* What you will do *
Omit the pictures and return every entry exactly as written.

* Material *
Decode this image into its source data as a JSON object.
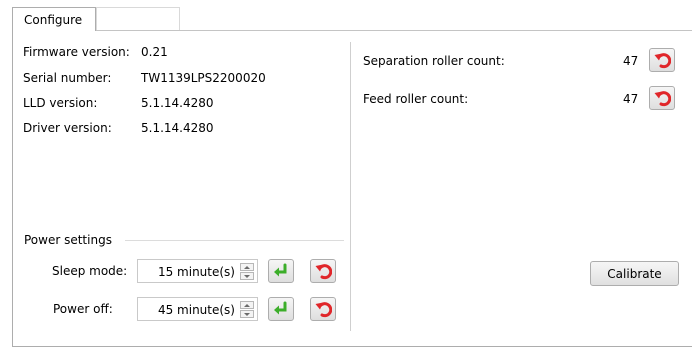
{
  "tabs": [
    {
      "label": "Configure"
    }
  ],
  "info": {
    "firmware_label": "Firmware version:",
    "firmware_value": "0.21",
    "serial_label": "Serial number:",
    "serial_value": "TW1139LPS2200020",
    "lld_label": "LLD version:",
    "lld_value": "5.1.14.4280",
    "driver_label": "Driver version:",
    "driver_value": "5.1.14.4280"
  },
  "power": {
    "heading": "Power settings",
    "sleep_label": "Sleep mode:",
    "sleep_value": "15 minute(s)",
    "off_label": "Power off:",
    "off_value": "45 minute(s)"
  },
  "rollers": {
    "separation_label": "Separation roller count:",
    "separation_value": "47",
    "feed_label": "Feed roller count:",
    "feed_value": "47"
  },
  "calibrate_label": "Calibrate",
  "colors": {
    "apply_icon": "#3cae2a",
    "reset_icon": "#e0262a"
  },
  "icons": {
    "apply": "green-return-arrow-icon",
    "reset": "red-undo-arrow-icon"
  }
}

* The reply *
Decode this image into its source data as a JSON object.
{
  "tabs": [
    {
      "label": "Configure"
    }
  ],
  "info": {
    "firmware_label": "Firmware version:",
    "firmware_value": "0.21",
    "serial_label": "Serial number:",
    "serial_value": "TW1139LPS2200020",
    "lld_label": "LLD version:",
    "lld_value": "5.1.14.4280",
    "driver_label": "Driver version:",
    "driver_value": "5.1.14.4280"
  },
  "power": {
    "heading": "Power settings",
    "sleep_label": "Sleep mode:",
    "sleep_value": "15 minute(s)",
    "off_label": "Power off:",
    "off_value": "45 minute(s)"
  },
  "rollers": {
    "separation_label": "Separation roller count:",
    "separation_value": "47",
    "feed_label": "Feed roller count:",
    "feed_value": "47"
  },
  "calibrate_label": "Calibrate",
  "colors": {
    "apply_icon": "#3cae2a",
    "reset_icon": "#e0262a"
  },
  "icons": {
    "apply": "green-return-arrow-icon",
    "reset": "red-undo-arrow-icon"
  }
}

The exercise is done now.